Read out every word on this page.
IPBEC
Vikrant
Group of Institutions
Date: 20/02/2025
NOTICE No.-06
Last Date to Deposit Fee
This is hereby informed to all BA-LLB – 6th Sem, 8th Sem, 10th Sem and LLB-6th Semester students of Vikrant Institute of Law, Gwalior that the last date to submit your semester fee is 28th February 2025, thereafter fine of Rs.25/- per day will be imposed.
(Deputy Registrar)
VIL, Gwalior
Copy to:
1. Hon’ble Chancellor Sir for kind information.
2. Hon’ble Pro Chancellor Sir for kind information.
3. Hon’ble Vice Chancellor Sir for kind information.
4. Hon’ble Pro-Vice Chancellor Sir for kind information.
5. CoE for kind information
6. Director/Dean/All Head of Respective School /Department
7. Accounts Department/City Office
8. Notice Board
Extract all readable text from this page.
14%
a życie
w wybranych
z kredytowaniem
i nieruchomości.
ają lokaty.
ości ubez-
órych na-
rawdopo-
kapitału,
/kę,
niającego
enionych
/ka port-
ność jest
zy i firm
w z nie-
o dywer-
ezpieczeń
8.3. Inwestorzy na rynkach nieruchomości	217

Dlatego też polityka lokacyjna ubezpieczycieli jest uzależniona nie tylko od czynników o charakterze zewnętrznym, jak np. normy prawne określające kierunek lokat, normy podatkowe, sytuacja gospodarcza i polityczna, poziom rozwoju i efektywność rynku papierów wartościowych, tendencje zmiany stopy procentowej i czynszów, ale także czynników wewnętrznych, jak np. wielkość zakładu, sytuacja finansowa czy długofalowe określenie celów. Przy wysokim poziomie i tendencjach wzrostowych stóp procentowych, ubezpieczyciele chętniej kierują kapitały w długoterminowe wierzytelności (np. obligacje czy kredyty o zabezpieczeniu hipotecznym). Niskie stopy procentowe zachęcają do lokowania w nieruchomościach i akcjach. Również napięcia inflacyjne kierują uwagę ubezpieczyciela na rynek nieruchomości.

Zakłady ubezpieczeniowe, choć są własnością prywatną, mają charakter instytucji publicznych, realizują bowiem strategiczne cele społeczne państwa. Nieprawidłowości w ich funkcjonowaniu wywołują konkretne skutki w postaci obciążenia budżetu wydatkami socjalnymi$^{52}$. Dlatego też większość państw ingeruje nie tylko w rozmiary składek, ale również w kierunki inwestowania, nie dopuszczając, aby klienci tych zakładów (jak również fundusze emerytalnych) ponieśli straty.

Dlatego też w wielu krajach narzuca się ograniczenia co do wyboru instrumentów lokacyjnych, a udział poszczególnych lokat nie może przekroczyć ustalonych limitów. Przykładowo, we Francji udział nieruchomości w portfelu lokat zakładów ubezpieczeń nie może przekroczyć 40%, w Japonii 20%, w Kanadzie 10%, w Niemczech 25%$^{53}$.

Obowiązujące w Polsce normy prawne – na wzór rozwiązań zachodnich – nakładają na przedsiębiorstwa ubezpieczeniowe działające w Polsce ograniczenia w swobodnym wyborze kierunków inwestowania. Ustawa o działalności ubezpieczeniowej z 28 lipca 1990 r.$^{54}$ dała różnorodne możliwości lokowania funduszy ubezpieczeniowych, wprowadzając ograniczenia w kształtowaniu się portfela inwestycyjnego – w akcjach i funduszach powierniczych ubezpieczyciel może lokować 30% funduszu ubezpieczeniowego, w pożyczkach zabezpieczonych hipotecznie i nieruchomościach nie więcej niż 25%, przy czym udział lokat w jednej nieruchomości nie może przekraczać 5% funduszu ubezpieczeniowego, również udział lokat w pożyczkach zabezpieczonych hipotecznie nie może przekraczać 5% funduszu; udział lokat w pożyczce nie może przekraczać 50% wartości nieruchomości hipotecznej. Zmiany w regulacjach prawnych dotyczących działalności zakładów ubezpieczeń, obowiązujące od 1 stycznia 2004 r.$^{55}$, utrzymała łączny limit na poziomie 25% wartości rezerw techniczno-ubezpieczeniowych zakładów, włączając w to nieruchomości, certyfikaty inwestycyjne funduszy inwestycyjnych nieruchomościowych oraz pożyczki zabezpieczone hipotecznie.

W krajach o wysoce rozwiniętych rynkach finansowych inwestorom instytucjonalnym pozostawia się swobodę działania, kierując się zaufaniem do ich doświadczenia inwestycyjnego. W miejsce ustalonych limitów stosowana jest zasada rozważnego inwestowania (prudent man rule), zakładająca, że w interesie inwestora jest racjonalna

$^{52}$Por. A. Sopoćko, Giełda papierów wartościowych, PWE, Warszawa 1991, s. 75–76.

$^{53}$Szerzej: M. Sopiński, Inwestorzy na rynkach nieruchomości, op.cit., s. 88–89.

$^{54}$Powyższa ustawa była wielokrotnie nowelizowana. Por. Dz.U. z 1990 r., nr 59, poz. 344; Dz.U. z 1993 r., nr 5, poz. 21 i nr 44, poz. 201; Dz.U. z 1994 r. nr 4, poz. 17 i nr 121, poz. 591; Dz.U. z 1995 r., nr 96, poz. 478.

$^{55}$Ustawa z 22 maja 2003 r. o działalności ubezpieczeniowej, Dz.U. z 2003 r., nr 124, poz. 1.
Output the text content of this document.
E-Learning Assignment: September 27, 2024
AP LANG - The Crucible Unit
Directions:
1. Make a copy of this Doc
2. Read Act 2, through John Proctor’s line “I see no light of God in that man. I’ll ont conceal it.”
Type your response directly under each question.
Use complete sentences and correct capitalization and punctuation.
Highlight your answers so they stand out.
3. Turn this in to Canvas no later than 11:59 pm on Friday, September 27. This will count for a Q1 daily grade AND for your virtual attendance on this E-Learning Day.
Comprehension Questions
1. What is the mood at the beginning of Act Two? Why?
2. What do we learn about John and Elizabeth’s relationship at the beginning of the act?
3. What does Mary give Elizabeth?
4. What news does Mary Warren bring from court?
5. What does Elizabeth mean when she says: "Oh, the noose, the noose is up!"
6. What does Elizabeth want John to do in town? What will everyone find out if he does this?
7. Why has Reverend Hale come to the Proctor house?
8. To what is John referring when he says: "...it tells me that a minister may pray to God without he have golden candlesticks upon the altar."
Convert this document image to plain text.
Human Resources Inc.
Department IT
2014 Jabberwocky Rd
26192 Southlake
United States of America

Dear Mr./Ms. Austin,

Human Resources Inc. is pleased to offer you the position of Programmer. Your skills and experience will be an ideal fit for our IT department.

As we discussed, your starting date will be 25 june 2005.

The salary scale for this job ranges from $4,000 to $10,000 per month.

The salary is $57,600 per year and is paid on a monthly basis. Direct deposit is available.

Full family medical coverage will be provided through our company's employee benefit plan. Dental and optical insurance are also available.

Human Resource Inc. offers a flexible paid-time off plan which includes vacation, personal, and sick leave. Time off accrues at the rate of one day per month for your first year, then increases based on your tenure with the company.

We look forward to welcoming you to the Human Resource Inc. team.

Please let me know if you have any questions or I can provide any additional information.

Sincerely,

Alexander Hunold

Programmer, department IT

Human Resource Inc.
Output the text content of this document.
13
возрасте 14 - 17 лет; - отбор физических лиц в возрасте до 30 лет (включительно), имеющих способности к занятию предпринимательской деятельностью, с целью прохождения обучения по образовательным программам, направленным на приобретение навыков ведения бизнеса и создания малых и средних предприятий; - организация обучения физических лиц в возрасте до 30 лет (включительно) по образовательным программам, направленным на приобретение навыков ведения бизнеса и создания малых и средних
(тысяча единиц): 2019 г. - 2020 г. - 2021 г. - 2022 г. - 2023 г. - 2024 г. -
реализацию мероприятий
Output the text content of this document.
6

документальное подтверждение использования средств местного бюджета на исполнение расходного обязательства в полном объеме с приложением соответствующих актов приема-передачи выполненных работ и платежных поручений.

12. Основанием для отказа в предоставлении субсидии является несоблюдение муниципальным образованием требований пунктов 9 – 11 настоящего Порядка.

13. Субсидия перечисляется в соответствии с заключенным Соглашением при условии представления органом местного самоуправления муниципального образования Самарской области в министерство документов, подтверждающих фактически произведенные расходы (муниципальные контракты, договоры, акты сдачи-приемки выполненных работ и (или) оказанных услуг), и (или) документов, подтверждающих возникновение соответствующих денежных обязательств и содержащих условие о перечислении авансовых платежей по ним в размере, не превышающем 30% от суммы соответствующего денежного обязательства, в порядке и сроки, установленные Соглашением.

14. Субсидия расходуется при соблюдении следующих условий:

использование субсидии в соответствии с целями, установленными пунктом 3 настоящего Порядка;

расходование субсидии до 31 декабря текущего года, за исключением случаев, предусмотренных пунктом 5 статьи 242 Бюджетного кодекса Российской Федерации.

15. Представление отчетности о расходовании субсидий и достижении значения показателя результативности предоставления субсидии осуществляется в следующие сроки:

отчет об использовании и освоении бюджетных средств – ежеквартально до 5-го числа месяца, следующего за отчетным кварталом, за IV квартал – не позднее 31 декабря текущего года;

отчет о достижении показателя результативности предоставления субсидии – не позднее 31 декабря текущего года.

--- STATED EXERCISE ---
Check each line of the records above for "page", and copy those that have it.

--- ANSWER BELOW ---
Read out every word on this page.
Extract all readable text from this page.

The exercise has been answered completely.